> _Prompt_: Copy every line of the data exactly, leaving nothing out.

> _Provided data_:
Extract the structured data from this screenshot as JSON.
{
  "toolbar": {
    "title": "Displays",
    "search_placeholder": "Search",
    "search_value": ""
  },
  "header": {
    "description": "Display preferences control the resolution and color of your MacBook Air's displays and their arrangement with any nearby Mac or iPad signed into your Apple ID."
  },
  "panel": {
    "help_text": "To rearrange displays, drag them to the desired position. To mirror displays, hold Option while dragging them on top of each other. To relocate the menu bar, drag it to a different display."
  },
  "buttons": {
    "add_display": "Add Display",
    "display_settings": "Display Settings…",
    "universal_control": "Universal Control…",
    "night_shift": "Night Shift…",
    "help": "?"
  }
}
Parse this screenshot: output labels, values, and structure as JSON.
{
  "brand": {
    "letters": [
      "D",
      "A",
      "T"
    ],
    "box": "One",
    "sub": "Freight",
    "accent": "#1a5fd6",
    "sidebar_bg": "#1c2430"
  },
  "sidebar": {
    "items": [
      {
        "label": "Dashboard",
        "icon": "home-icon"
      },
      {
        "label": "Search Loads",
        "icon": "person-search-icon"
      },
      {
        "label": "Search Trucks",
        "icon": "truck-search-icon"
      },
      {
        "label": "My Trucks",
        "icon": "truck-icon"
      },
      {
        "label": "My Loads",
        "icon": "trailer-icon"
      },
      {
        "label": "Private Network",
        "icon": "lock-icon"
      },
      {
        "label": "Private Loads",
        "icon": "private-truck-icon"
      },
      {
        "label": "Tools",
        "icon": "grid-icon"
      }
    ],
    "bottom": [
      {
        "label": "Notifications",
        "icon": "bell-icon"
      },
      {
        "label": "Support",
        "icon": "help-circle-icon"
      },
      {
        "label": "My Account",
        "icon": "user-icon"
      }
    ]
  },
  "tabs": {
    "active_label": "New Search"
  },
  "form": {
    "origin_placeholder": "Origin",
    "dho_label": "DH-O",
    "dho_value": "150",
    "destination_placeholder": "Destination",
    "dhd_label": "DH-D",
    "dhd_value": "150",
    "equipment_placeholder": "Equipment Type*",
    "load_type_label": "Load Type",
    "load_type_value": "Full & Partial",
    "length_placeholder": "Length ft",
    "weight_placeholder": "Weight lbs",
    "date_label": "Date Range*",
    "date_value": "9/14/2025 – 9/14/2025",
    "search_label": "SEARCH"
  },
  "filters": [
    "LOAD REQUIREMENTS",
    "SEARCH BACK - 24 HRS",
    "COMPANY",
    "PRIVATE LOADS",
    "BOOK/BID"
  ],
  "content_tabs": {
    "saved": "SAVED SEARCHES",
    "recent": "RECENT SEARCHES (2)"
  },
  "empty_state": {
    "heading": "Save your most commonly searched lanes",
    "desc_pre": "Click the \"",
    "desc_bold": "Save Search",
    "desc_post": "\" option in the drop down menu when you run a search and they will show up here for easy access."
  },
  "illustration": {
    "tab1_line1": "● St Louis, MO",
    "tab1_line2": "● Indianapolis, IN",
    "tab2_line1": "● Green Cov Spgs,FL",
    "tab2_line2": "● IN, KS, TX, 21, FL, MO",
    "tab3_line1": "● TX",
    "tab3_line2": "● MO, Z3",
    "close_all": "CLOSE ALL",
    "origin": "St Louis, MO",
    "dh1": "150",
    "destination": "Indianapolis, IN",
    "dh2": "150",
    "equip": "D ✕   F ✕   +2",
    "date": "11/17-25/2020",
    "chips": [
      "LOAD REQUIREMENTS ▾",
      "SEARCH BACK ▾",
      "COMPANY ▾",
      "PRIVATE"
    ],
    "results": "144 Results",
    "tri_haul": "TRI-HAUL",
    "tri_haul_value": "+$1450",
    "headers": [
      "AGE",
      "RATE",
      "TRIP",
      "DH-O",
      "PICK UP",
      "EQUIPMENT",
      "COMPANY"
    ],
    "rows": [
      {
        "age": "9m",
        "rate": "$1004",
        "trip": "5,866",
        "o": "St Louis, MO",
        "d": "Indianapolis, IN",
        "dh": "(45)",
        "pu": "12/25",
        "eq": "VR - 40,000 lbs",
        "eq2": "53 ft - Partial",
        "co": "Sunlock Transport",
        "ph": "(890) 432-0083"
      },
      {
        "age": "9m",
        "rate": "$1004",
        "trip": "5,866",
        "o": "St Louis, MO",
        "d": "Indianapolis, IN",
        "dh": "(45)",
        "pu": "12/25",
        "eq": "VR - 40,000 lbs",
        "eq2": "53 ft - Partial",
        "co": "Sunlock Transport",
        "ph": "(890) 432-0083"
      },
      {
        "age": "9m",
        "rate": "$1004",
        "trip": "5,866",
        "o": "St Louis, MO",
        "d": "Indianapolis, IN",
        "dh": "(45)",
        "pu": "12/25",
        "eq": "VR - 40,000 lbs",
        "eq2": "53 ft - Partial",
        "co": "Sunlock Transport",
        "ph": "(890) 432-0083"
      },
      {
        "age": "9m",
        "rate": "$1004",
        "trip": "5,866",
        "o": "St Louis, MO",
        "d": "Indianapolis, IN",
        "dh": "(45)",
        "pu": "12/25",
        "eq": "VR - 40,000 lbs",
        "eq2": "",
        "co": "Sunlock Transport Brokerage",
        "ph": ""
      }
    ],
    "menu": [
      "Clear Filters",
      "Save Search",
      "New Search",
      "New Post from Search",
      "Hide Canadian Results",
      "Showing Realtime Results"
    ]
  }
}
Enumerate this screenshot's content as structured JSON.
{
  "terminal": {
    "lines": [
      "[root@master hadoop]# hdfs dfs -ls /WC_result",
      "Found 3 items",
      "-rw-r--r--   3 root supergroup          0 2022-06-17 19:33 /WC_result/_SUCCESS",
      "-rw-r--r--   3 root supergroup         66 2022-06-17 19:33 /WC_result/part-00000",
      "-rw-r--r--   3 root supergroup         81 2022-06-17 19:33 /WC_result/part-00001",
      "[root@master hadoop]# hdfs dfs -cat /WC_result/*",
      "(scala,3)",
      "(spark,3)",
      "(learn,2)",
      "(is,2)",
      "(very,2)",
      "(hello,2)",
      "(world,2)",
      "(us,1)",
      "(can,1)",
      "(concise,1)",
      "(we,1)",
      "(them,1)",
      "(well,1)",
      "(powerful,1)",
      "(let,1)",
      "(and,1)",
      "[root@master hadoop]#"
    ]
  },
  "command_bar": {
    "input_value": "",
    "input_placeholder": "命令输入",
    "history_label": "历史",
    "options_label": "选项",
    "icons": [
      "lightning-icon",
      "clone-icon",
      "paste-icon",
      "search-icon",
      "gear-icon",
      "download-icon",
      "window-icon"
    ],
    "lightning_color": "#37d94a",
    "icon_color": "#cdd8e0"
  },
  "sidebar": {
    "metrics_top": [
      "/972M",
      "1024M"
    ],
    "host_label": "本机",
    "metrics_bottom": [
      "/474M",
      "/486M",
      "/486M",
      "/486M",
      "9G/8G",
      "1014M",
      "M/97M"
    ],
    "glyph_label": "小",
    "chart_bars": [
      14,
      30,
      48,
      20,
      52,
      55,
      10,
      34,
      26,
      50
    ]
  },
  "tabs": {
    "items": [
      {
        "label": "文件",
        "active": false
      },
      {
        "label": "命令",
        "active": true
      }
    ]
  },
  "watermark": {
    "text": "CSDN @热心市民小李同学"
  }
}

> _Written reply_:
Extract the structured data from this screenshot as JSON.
{
  "toolbar": {
    "title": "Displays",
    "search_placeholder": "Search",
    "search_value": ""
  },
  "header": {
    "description": "Display preferences control the resolution and color of your MacBook Air's displays and their arrangement with any nearby Mac or iPad signed into your Apple ID."
  },
  "panel": {
    "help_text": "To rearrange displays, drag them to the desired position. To mirror displays, hold Option while dragging them on top of each other. To relocate the menu bar, drag it to a different display."
  },
  "buttons": {
    "add_display": "Add Display",
    "display_settings": "Display Settings…",
    "universal_control": "Universal Control…",
    "night_shift": "Night Shift…",
    "help": "?"
  }
}
Parse this screenshot: output labels, values, and structure as JSON.
{
  "brand": {
    "letters": [
      "D",
      "A",
      "T"
    ],
    "box": "One",
    "sub": "Freight",
    "accent": "#1a5fd6",
    "sidebar_bg": "#1c2430"
  },
  "sidebar": {
    "items": [
      {
        "label": "Dashboard",
        "icon": "home-icon"
      },
      {
        "label": "Search Loads",
        "icon": "person-search-icon"
      },
      {
        "label": "Search Trucks",
        "icon": "truck-search-icon"
      },
      {
        "label": "My Trucks",
        "icon": "truck-icon"
      },
      {
        "label": "My Loads",
        "icon": "trailer-icon"
      },
      {
        "label": "Private Network",
        "icon": "lock-icon"
      },
      {
        "label": "Private Loads",
        "icon": "private-truck-icon"
      },
      {
        "label": "Tools",
        "icon": "grid-icon"
      }
    ],
    "bottom": [
      {
        "label": "Notifications",
        "icon": "bell-icon"
      },
      {
        "label": "Support",
        "icon": "help-circle-icon"
      },
      {
        "label": "My Account",
        "icon": "user-icon"
      }
    ]
  },
  "tabs": {
    "active_label": "New Search"
  },
  "form": {
    "origin_placeholder": "Origin",
    "dho_label": "DH-O",
    "dho_value": "150",
    "destination_placeholder": "Destination",
    "dhd_label": "DH-D",
    "dhd_value": "150",
    "equipment_placeholder": "Equipment Type*",
    "load_type_label": "Load Type",
    "load_type_value": "Full & Partial",
    "length_placeholder": "Length ft",
    "weight_placeholder": "Weight lbs",
    "date_label": "Date Range*",
    "date_value": "9/14/2025 – 9/14/2025",
    "search_label": "SEARCH"
  },
  "filters": [
    "LOAD REQUIREMENTS",
    "SEARCH BACK - 24 HRS",
    "COMPANY",
    "PRIVATE LOADS",
    "BOOK/BID"
  ],
  "content_tabs": {
    "saved": "SAVED SEARCHES",
    "recent": "RECENT SEARCHES (2)"
  },
  "empty_state": {
    "heading": "Save your most commonly searched lanes",
    "desc_pre": "Click the \"",
    "desc_bold": "Save Search",
    "desc_post": "\" option in the drop down menu when you run a search and they will show up here for easy access."
  },
  "illustration": {
    "tab1_line1": "● St Louis, MO",
    "tab1_line2": "● Indianapolis, IN",
    "tab2_line1": "● Green Cov Spgs,FL",
    "tab2_line2": "● IN, KS, TX, 21, FL, MO",
    "tab3_line1": "● TX",
    "tab3_line2": "● MO, Z3",
    "close_all": "CLOSE ALL",
    "origin": "St Louis, MO",
    "dh1": "150",
    "destination": "Indianapolis, IN",
    "dh2": "150",
    "equip": "D ✕   F ✕   +2",
    "date": "11/17-25/2020",
    "chips": [
      "LOAD REQUIREMENTS ▾",
      "SEARCH BACK ▾",
      "COMPANY ▾",
      "PRIVATE"
    ],
    "results": "144 Results",
    "tri_haul": "TRI-HAUL",
    "tri_haul_value": "+$1450",
    "headers": [
      "AGE",
      "RATE",
      "TRIP",
      "DH-O",
      "PICK UP",
      "EQUIPMENT",
      "COMPANY"
    ],
    "rows": [
      {
        "age": "9m",
        "rate": "$1004",
        "trip": "5,866",
        "o": "St Louis, MO",
        "d": "Indianapolis, IN",
        "dh": "(45)",
        "pu": "12/25",
        "eq": "VR - 40,000 lbs",
        "eq2": "53 ft - Partial",
        "co": "Sunlock Transport",
        "ph": "(890) 432-0083"
      },
      {
        "age": "9m",
        "rate": "$1004",
        "trip": "5,866",
        "o": "St Louis, MO",
        "d": "Indianapolis, IN",
        "dh": "(45)",
        "pu": "12/25",
        "eq": "VR - 40,000 lbs",
        "eq2": "53 ft - Partial",
        "co": "Sunlock Transport",
        "ph": "(890) 432-0083"
      },
      {
        "age": "9m",
        "rate": "$1004",
        "trip": "5,866",
        "o": "St Louis, MO",
        "d": "Indianapolis, IN",
        "dh": "(45)",
        "pu": "12/25",
        "eq": "VR - 40,000 lbs",
        "eq2": "53 ft - Partial",
        "co": "Sunlock Transport",
        "ph": "(890) 432-0083"
      },
      {
        "age": "9m",
        "rate": "$1004",
        "trip": "5,866",
        "o": "St Louis, MO",
        "d": "Indianapolis, IN",
        "dh": "(45)",
        "pu": "12/25",
        "eq": "VR - 40,000 lbs",
        "eq2": "",
        "co": "Sunlock Transport Brokerage",
        "ph": ""
      }
    ],
    "menu": [
      "Clear Filters",
      "Save Search",
      "New Search",
      "New Post from Search",
      "Hide Canadian Results",
      "Showing Realtime Results"
    ]
  }
}
Enumerate this screenshot's content as structured JSON.
{
  "terminal": {
    "lines": [
      "[root@master hadoop]# hdfs dfs -ls /WC_result",
      "Found 3 items",
      "-rw-r--r--   3 root supergroup          0 2022-06-17 19:33 /WC_result/_SUCCESS",
      "-rw-r--r--   3 root supergroup         66 2022-06-17 19:33 /WC_result/part-00000",
      "-rw-r--r--   3 root supergroup         81 2022-06-17 19:33 /WC_result/part-00001",
      "[root@master hadoop]# hdfs dfs -cat /WC_result/*",
      "(scala,3)",
      "(spark,3)",
      "(learn,2)",
      "(is,2)",
      "(very,2)",
      "(hello,2)",
      "(world,2)",
      "(us,1)",
      "(can,1)",
      "(concise,1)",
      "(we,1)",
      "(them,1)",
      "(well,1)",
      "(powerful,1)",
      "(let,1)",
      "(and,1)",
      "[root@master hadoop]#"
    ]
  },
  "command_bar": {
    "input_value": "",
    "input_placeholder": "命令输入",
    "history_label": "历史",
    "options_label": "选项",
    "icons": [
      "lightning-icon",
      "clone-icon",
      "paste-icon",
      "search-icon",
      "gear-icon",
      "download-icon",
      "window-icon"
    ],
    "lightning_color": "#37d94a",
    "icon_color": "#cdd8e0"
  },
  "sidebar": {
    "metrics_top": [
      "/972M",
      "1024M"
    ],
    "host_label": "本机",
    "metrics_bottom": [
      "/474M",
      "/486M",
      "/486M",
      "/486M",
      "9G/8G",
      "1014M",
      "M/97M"
    ],
    "glyph_label": "小",
    "chart_bars": [
      14,
      30,
      48,
      20,
      52,
      55,
      10,
      34,
      26,
      50
    ]
  },
  "tabs": {
    "items": [
      {
        "label": "文件",
        "active": false
      },
      {
        "label": "命令",
        "active": true
      }
    ]
  },
  "watermark": {
    "text": "CSDN @热心市民小李同学"
  }
}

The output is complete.